(WHAT YOU ARE ASKED TO DO)
Gather up every line that includes the string "Assign".
[Start of MATERIAL]
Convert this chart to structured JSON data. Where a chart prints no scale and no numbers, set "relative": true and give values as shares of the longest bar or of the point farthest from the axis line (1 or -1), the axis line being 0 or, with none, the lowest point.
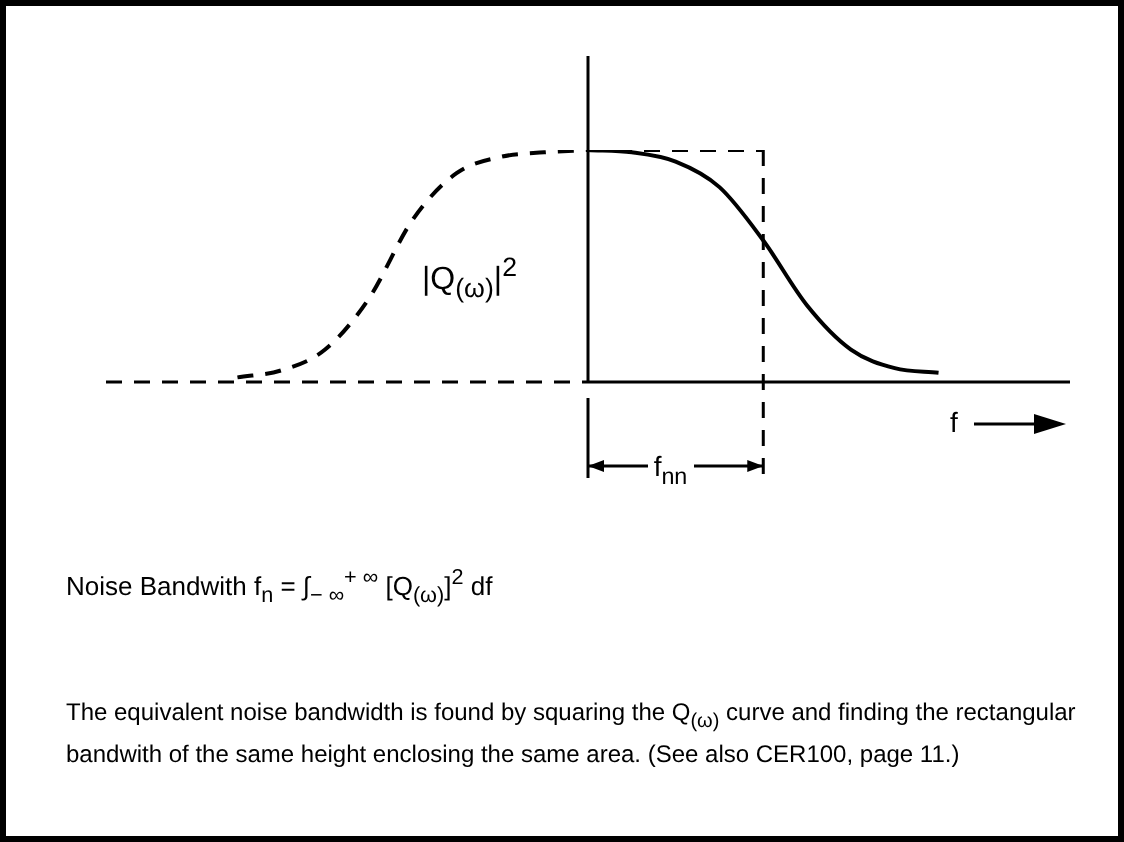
{
  "chart_data": {
    "type": "line",
    "relative": true,
    "xlabel": "f",
    "categories": [
      null,
      null,
      null,
      null,
      null,
      null,
      null,
      null,
      null,
      null,
      null,
      null,
      null,
      null,
      null,
      null,
      null,
      null,
      null,
      null,
      null,
      null,
      null
    ],
    "series": [
      {
        "color": "#000000",
        "line_style": "dashed",
        "values": [
          null,
          null,
          null,
          0.02,
          0.05,
          0.14,
          0.36,
          0.7,
          0.9,
          0.97,
          0.99,
          1,
          null,
          null,
          null,
          null,
          null,
          null,
          null,
          null,
          null,
          null,
          null
        ]
      },
      {
        "color": "#000000",
        "line_style": "solid",
        "values": [
          null,
          null,
          null,
          null,
          null,
          null,
          null,
          null,
          null,
          null,
          null,
          1,
          0.99,
          0.95,
          0.84,
          0.61,
          0.33,
          0.14,
          0.06,
          0.04,
          null,
          null,
          null
        ]
      },
      {
        "color": "#000000",
        "line_style": "dashed",
        "values": [
          null,
          null,
          null,
          null,
          null,
          null,
          null,
          null,
          null,
          null,
          null,
          1,
          1,
          1,
          1,
          1,
          null,
          null,
          null,
          null,
          null,
          null,
          null
        ]
      }
    ],
    "annotations": [
      "|Q$_{(ω)}$|$^{2}$",
      "f$_{nn}$",
      "Noise Bandwith f$_{n}$ = ∫$_{− ∞}$$^{+ ∞}$ [Q$_{(ω)}$]$^{2}$ df",
      "The equivalent noise bandwidth is found by squaring the Q$_{(ω)}$ curve and finding the rectangular bandwith of the same height enclosing the same area. (See also CER100, page 11.)"
    ],
    "legend": false,
    "marker": "none"
  }
}
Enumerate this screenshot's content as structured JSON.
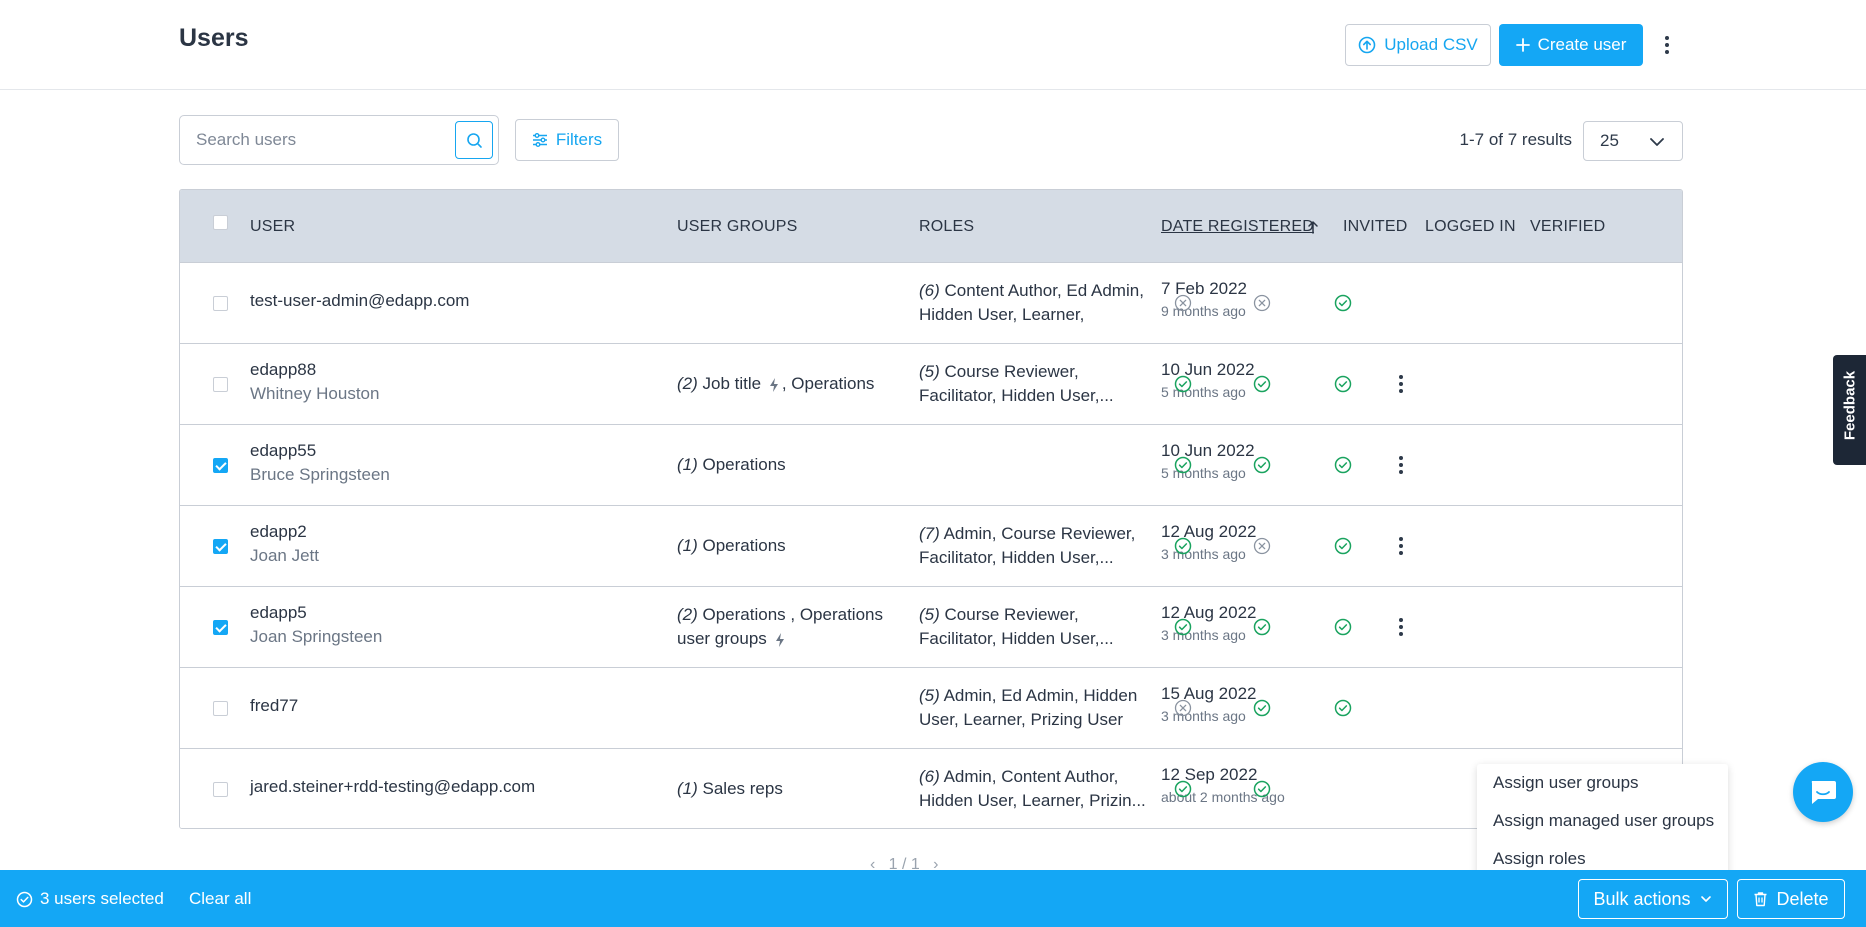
{
  "header": {
    "title": "Users",
    "upload_csv_label": "Upload CSV",
    "create_user_label": "Create user"
  },
  "toolbar": {
    "search_placeholder": "Search users",
    "filters_label": "Filters",
    "results_text": "1-7 of 7 results",
    "per_page": "25"
  },
  "table": {
    "columns": {
      "user": "USER",
      "user_groups": "USER GROUPS",
      "roles": "ROLES",
      "date_registered": "DATE REGISTERED",
      "invited": "INVITED",
      "logged_in": "LOGGED IN",
      "verified": "VERIFIED"
    },
    "rows": [
      {
        "user": "test-user-admin@edapp.com",
        "name": "",
        "checked": false,
        "groups_count": "",
        "groups": "",
        "roles_count": "(6)",
        "roles": " Content Author, Ed Admin, Hidden User, Learner, Owner...",
        "date": "7 Feb 2022",
        "date_rel": "9 months ago",
        "invited": "no",
        "logged_in": "no",
        "verified": "yes",
        "menu": false
      },
      {
        "user": "edapp88",
        "name": "Whitney Houston",
        "checked": false,
        "groups_count": "(2)",
        "groups_a": " Job title",
        "groups_b": ", Operations",
        "roles_count": "(5)",
        "roles": " Course Reviewer, Facilitator, Hidden User,...",
        "date": "10 Jun 2022",
        "date_rel": "5 months ago",
        "invited": "yes",
        "logged_in": "yes",
        "verified": "yes",
        "menu": true
      },
      {
        "user": "edapp55",
        "name": "Bruce Springsteen",
        "checked": true,
        "groups_count": "(1)",
        "groups": " Operations",
        "roles_count": "",
        "roles": "",
        "date": "10 Jun 2022",
        "date_rel": "5 months ago",
        "invited": "yes",
        "logged_in": "yes",
        "verified": "yes",
        "menu": true
      },
      {
        "user": "edapp2",
        "name": "Joan Jett",
        "checked": true,
        "groups_count": "(1)",
        "groups": " Operations",
        "roles_count": "(7)",
        "roles": " Admin, Course Reviewer, Facilitator, Hidden User,...",
        "date": "12 Aug 2022",
        "date_rel": "3 months ago",
        "invited": "yes",
        "logged_in": "no",
        "verified": "yes",
        "menu": true
      },
      {
        "user": "edapp5",
        "name": "Joan Springsteen",
        "checked": true,
        "groups_count": "(2)",
        "groups_a": " Operations , Operations user groups",
        "groups_b": "",
        "roles_count": "(5)",
        "roles": " Course Reviewer, Facilitator, Hidden User,...",
        "date": "12 Aug 2022",
        "date_rel": "3 months ago",
        "invited": "yes",
        "logged_in": "yes",
        "verified": "yes",
        "menu": true
      },
      {
        "user": "fred77",
        "name": "",
        "checked": false,
        "groups_count": "",
        "groups": "",
        "roles_count": "(5)",
        "roles": " Admin, Ed Admin, Hidden User, Learner, Prizing User",
        "date": "15 Aug 2022",
        "date_rel": "3 months ago",
        "invited": "no",
        "logged_in": "yes",
        "verified": "yes",
        "menu": false
      },
      {
        "user": "jared.steiner+rdd-testing@edapp.com",
        "name": "",
        "checked": false,
        "groups_count": "(1)",
        "groups": " Sales reps",
        "roles_count": "(6)",
        "roles": " Admin, Content Author, Hidden User, Learner, Prizin...",
        "date": "12 Sep 2022",
        "date_rel": "about 2 months ago",
        "invited": "yes",
        "logged_in": "yes",
        "verified": "",
        "menu": false
      }
    ]
  },
  "bulk_menu": {
    "items": [
      "Assign user groups",
      "Assign managed user groups",
      "Assign roles"
    ]
  },
  "bottom_bar": {
    "selected_text": "3 users selected",
    "clear_all": "Clear all",
    "bulk_actions": "Bulk actions",
    "delete": "Delete"
  },
  "feedback_label": "Feedback",
  "colors": {
    "accent": "#14a7f5",
    "success": "#1aa35f",
    "muted_status": "#8a93a0",
    "header_bg": "#d5dce5"
  }
}
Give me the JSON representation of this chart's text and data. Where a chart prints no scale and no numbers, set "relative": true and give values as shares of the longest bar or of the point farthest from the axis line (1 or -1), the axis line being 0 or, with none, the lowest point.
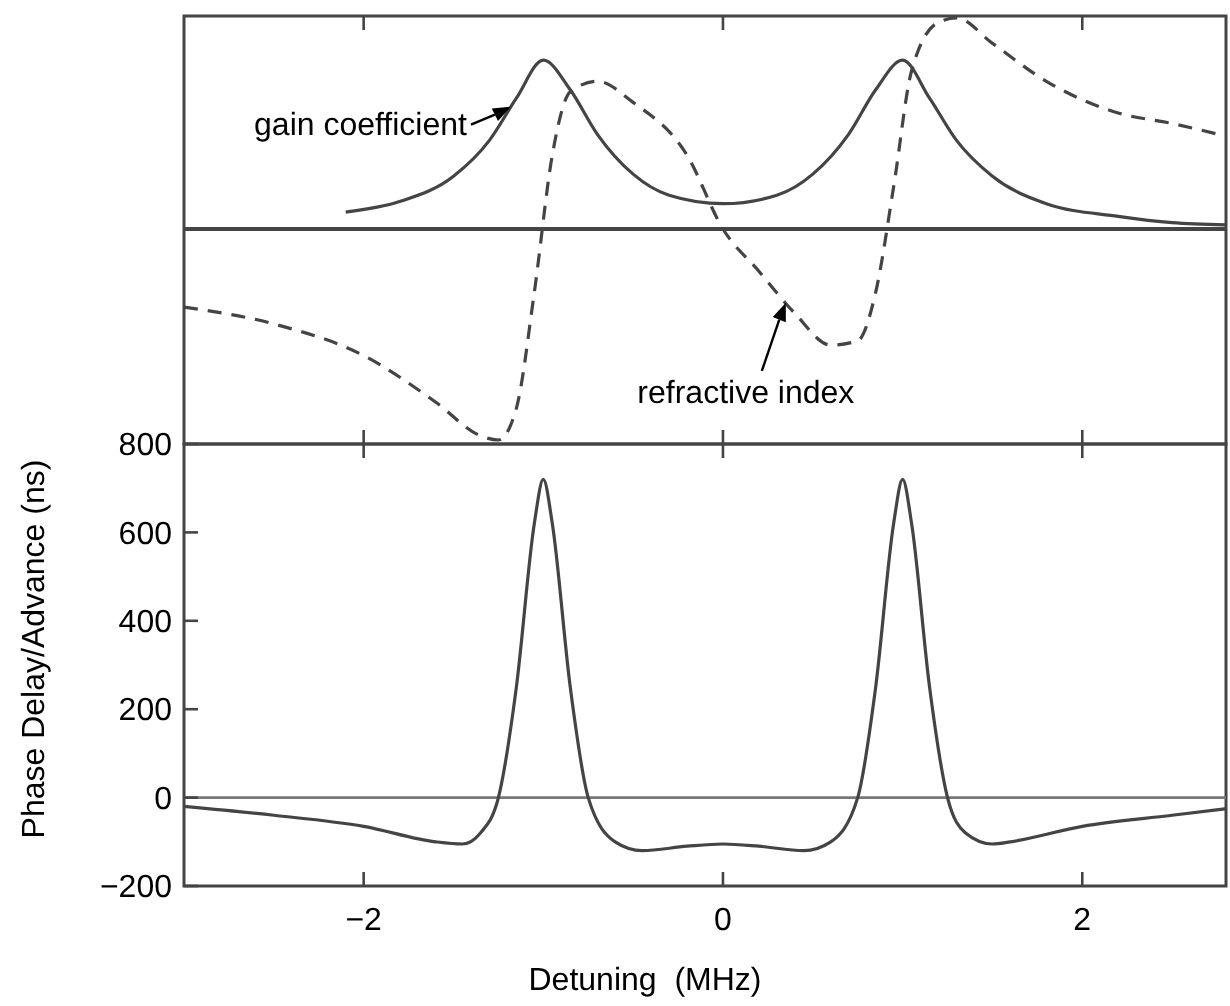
[End of MATERIAL]
(RESPONSE TO THIS EXERCISE)
      "Assign user groups",
      "Assign managed user groups",
      "Assign roles"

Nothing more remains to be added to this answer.